Search the data for the word "الأسماء". Reproduce every line where it is found.

Dataset rows:
----
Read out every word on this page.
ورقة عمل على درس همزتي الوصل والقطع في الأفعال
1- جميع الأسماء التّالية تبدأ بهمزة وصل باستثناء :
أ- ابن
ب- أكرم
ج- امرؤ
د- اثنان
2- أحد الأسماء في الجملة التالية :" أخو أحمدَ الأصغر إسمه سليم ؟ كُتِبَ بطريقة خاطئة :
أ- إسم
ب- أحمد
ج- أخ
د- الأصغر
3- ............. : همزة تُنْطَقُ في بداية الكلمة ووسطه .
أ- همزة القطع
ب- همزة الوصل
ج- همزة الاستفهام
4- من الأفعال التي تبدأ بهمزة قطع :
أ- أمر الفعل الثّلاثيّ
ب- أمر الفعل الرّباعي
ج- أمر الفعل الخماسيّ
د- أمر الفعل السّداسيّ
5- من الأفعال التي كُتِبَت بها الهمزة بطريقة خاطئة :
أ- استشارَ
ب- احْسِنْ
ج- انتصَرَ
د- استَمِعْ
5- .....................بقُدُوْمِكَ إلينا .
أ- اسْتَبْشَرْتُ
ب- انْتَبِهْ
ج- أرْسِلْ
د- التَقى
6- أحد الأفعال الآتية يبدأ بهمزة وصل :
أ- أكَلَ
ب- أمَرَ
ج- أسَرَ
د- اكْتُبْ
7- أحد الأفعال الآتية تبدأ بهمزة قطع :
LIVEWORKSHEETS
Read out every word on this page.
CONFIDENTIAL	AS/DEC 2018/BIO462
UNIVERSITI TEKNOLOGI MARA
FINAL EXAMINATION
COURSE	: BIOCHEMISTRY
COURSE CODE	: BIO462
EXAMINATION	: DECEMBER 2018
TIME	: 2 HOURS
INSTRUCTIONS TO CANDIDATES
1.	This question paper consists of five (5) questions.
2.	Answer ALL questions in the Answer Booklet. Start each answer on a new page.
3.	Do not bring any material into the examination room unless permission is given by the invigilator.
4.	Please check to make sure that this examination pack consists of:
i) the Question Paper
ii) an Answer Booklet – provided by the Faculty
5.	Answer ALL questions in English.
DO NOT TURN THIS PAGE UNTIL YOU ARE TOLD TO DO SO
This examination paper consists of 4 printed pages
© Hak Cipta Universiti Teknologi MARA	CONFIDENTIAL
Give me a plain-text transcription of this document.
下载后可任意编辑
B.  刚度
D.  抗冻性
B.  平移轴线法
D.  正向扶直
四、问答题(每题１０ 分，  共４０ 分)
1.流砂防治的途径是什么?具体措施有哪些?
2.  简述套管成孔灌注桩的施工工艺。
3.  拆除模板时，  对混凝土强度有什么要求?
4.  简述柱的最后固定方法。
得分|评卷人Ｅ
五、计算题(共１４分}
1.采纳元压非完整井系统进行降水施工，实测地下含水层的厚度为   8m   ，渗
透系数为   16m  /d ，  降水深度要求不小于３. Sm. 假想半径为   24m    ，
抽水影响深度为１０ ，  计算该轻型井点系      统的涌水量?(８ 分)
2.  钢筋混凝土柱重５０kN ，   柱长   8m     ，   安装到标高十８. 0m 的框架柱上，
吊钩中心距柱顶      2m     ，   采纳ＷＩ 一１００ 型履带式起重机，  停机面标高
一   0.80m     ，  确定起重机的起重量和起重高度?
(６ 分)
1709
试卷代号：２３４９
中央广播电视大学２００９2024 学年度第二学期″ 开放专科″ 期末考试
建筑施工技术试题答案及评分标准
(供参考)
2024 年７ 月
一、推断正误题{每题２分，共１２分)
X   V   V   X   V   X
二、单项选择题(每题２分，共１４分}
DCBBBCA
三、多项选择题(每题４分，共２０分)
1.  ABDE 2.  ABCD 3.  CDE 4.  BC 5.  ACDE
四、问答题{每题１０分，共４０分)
----
Right answer:
1- جميع الأسماء التّالية تبدأ بهمزة وصل باستثناء :
2- أحد الأسماء في الجملة التالية :" أخو أحمدَ الأصغر إسمه سليم ؟ كُتِبَ بطريقة خاطئة :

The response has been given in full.